Set exercise: Among the lines below, how many carry the string "value"? Reply with a number and nothing else.

Data for processing:
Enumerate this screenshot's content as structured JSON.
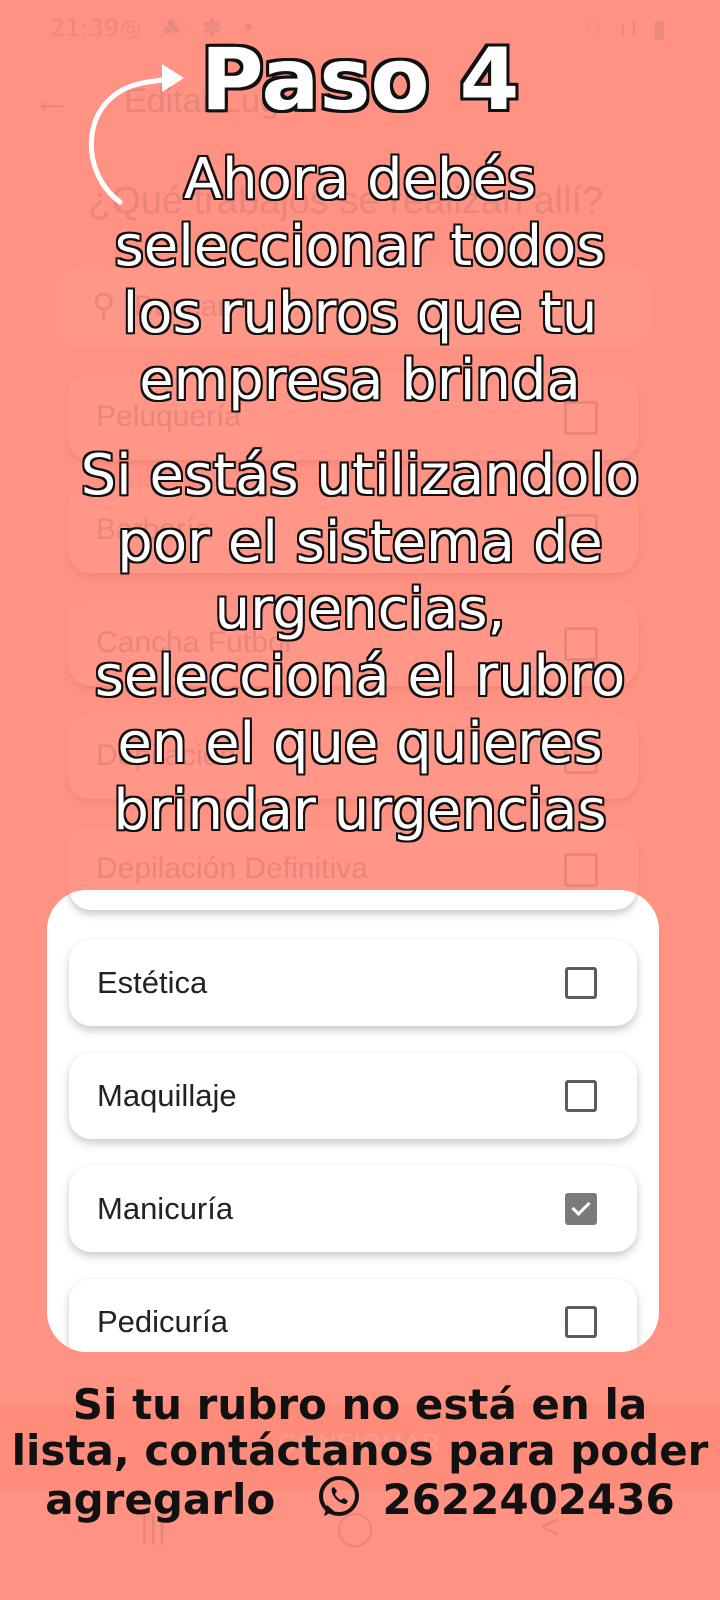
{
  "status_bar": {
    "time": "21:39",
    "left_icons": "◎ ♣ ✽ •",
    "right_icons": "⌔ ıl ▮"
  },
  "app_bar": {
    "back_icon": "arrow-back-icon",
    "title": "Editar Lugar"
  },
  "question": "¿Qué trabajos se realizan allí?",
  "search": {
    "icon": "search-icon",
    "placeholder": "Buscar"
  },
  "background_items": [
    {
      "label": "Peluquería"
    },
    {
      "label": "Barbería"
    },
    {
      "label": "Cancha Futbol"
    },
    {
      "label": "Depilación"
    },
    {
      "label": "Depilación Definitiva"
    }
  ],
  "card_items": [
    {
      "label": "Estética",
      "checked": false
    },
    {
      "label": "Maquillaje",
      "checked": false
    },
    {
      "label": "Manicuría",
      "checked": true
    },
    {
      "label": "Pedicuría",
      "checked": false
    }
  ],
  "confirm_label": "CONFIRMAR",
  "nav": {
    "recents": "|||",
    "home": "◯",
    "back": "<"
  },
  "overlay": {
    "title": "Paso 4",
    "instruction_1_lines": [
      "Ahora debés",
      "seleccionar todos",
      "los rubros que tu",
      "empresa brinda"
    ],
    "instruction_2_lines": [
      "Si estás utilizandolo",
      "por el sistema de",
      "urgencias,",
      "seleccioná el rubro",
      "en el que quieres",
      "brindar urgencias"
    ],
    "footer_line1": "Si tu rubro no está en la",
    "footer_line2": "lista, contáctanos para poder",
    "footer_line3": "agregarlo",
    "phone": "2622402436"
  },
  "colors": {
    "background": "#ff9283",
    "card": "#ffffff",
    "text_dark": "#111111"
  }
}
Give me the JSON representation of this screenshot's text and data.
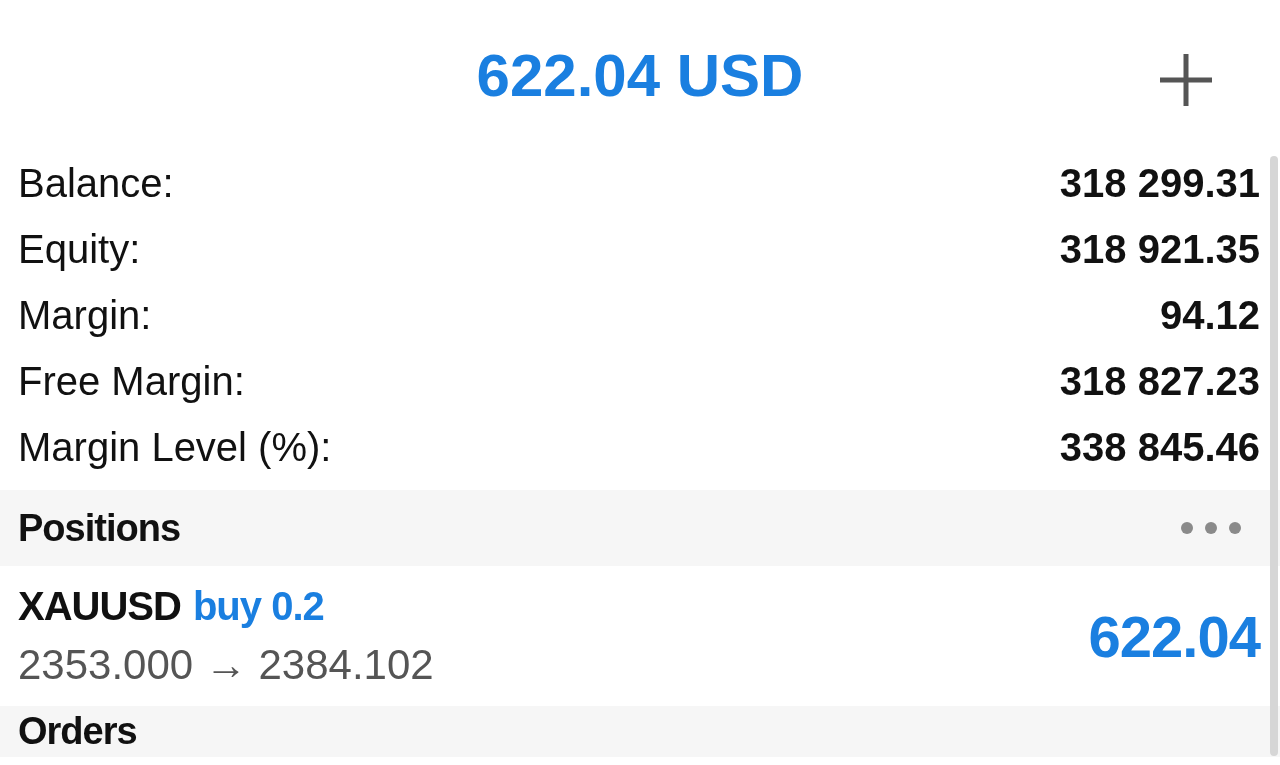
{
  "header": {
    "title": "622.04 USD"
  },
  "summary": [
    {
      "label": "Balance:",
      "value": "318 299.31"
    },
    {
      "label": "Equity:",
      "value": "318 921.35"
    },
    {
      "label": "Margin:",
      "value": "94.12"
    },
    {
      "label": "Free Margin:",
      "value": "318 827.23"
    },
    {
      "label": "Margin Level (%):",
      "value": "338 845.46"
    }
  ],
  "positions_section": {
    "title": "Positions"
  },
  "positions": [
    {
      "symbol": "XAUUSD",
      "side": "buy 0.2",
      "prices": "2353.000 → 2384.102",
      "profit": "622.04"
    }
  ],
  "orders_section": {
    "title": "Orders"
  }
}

The output: 5